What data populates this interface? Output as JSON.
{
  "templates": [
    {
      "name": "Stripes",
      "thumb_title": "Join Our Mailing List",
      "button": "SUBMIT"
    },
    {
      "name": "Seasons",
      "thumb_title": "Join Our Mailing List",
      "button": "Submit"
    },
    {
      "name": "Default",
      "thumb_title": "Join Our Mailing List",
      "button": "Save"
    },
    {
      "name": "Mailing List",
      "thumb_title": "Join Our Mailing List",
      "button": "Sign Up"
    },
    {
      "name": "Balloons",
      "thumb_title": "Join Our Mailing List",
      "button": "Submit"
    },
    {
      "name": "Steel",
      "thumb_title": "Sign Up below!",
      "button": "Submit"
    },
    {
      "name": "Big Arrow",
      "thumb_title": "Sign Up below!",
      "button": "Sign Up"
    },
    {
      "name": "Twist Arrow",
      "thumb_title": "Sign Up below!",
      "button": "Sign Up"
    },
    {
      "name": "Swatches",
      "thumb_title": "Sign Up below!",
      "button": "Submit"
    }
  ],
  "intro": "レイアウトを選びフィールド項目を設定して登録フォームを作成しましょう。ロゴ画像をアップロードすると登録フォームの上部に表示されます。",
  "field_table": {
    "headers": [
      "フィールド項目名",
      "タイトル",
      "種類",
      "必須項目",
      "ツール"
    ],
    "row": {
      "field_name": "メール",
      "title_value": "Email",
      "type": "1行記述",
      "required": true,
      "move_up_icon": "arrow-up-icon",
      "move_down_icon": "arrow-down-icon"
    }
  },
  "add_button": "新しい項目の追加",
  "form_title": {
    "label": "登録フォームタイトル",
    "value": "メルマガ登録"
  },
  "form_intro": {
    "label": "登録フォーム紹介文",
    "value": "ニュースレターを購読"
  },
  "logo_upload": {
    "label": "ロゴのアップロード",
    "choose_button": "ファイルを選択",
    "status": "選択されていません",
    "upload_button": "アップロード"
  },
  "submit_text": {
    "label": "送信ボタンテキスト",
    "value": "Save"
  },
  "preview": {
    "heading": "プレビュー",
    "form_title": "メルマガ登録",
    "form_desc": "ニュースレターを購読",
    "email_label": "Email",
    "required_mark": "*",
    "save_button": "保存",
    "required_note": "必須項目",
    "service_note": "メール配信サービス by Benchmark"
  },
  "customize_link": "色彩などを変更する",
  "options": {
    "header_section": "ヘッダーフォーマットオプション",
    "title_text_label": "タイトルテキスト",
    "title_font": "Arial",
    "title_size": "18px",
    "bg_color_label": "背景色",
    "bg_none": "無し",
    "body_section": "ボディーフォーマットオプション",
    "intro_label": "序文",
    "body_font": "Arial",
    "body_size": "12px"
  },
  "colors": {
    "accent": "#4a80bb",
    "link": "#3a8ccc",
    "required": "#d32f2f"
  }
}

THE REQUEST
Return every record above exactly as it appears.

RESPONSE FOR THIS EXERCISE
What data populates this interface? Output as JSON.
{
  "templates": [
    {
      "name": "Stripes",
      "thumb_title": "Join Our Mailing List",
      "button": "SUBMIT"
    },
    {
      "name": "Seasons",
      "thumb_title": "Join Our Mailing List",
      "button": "Submit"
    },
    {
      "name": "Default",
      "thumb_title": "Join Our Mailing List",
      "button": "Save"
    },
    {
      "name": "Mailing List",
      "thumb_title": "Join Our Mailing List",
      "button": "Sign Up"
    },
    {
      "name": "Balloons",
      "thumb_title": "Join Our Mailing List",
      "button": "Submit"
    },
    {
      "name": "Steel",
      "thumb_title": "Sign Up below!",
      "button": "Submit"
    },
    {
      "name": "Big Arrow",
      "thumb_title": "Sign Up below!",
      "button": "Sign Up"
    },
    {
      "name": "Twist Arrow",
      "thumb_title": "Sign Up below!",
      "button": "Sign Up"
    },
    {
      "name": "Swatches",
      "thumb_title": "Sign Up below!",
      "button": "Submit"
    }
  ],
  "intro": "レイアウトを選びフィールド項目を設定して登録フォームを作成しましょう。ロゴ画像をアップロードすると登録フォームの上部に表示されます。",
  "field_table": {
    "headers": [
      "フィールド項目名",
      "タイトル",
      "種類",
      "必須項目",
      "ツール"
    ],
    "row": {
      "field_name": "メール",
      "title_value": "Email",
      "type": "1行記述",
      "required": true,
      "move_up_icon": "arrow-up-icon",
      "move_down_icon": "arrow-down-icon"
    }
  },
  "add_button": "新しい項目の追加",
  "form_title": {
    "label": "登録フォームタイトル",
    "value": "メルマガ登録"
  },
  "form_intro": {
    "label": "登録フォーム紹介文",
    "value": "ニュースレターを購読"
  },
  "logo_upload": {
    "label": "ロゴのアップロード",
    "choose_button": "ファイルを選択",
    "status": "選択されていません",
    "upload_button": "アップロード"
  },
  "submit_text": {
    "label": "送信ボタンテキスト",
    "value": "Save"
  },
  "preview": {
    "heading": "プレビュー",
    "form_title": "メルマガ登録",
    "form_desc": "ニュースレターを購読",
    "email_label": "Email",
    "required_mark": "*",
    "save_button": "保存",
    "required_note": "必須項目",
    "service_note": "メール配信サービス by Benchmark"
  },
  "customize_link": "色彩などを変更する",
  "options": {
    "header_section": "ヘッダーフォーマットオプション",
    "title_text_label": "タイトルテキスト",
    "title_font": "Arial",
    "title_size": "18px",
    "bg_color_label": "背景色",
    "bg_none": "無し",
    "body_section": "ボディーフォーマットオプション",
    "intro_label": "序文",
    "body_font": "Arial",
    "body_size": "12px"
  },
  "colors": {
    "accent": "#4a80bb",
    "link": "#3a8ccc",
    "required": "#d32f2f"
  }
}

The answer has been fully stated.